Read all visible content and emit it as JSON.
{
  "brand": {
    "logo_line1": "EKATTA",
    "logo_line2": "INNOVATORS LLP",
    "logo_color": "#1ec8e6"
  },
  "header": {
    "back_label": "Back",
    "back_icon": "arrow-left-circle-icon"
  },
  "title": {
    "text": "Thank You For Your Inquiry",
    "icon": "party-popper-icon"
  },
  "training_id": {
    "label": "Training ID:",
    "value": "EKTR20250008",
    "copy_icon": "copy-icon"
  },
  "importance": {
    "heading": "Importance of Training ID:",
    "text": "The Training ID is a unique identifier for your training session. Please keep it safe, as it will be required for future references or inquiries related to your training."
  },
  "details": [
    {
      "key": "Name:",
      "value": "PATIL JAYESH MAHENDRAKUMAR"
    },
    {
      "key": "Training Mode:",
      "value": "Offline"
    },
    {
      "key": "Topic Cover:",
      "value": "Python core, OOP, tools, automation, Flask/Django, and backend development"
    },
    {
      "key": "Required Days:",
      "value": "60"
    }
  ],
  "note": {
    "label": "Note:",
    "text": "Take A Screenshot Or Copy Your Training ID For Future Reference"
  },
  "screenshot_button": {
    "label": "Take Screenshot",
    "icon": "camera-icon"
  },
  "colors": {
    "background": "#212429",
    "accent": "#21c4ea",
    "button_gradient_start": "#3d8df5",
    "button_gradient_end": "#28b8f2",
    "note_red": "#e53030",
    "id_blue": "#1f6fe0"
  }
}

☆ ☆ ☆

TASK BRIEF: Write out the entries in full, exactly as given.

SOLUTION TO THE PROBLEM:
Read all visible content and emit it as JSON.
{
  "brand": {
    "logo_line1": "EKATTA",
    "logo_line2": "INNOVATORS LLP",
    "logo_color": "#1ec8e6"
  },
  "header": {
    "back_label": "Back",
    "back_icon": "arrow-left-circle-icon"
  },
  "title": {
    "text": "Thank You For Your Inquiry",
    "icon": "party-popper-icon"
  },
  "training_id": {
    "label": "Training ID:",
    "value": "EKTR20250008",
    "copy_icon": "copy-icon"
  },
  "importance": {
    "heading": "Importance of Training ID:",
    "text": "The Training ID is a unique identifier for your training session. Please keep it safe, as it will be required for future references or inquiries related to your training."
  },
  "details": [
    {
      "key": "Name:",
      "value": "PATIL JAYESH MAHENDRAKUMAR"
    },
    {
      "key": "Training Mode:",
      "value": "Offline"
    },
    {
      "key": "Topic Cover:",
      "value": "Python core, OOP, tools, automation, Flask/Django, and backend development"
    },
    {
      "key": "Required Days:",
      "value": "60"
    }
  ],
  "note": {
    "label": "Note:",
    "text": "Take A Screenshot Or Copy Your Training ID For Future Reference"
  },
  "screenshot_button": {
    "label": "Take Screenshot",
    "icon": "camera-icon"
  },
  "colors": {
    "background": "#212429",
    "accent": "#21c4ea",
    "button_gradient_start": "#3d8df5",
    "button_gradient_end": "#28b8f2",
    "note_red": "#e53030",
    "id_blue": "#1f6fe0"
  }
}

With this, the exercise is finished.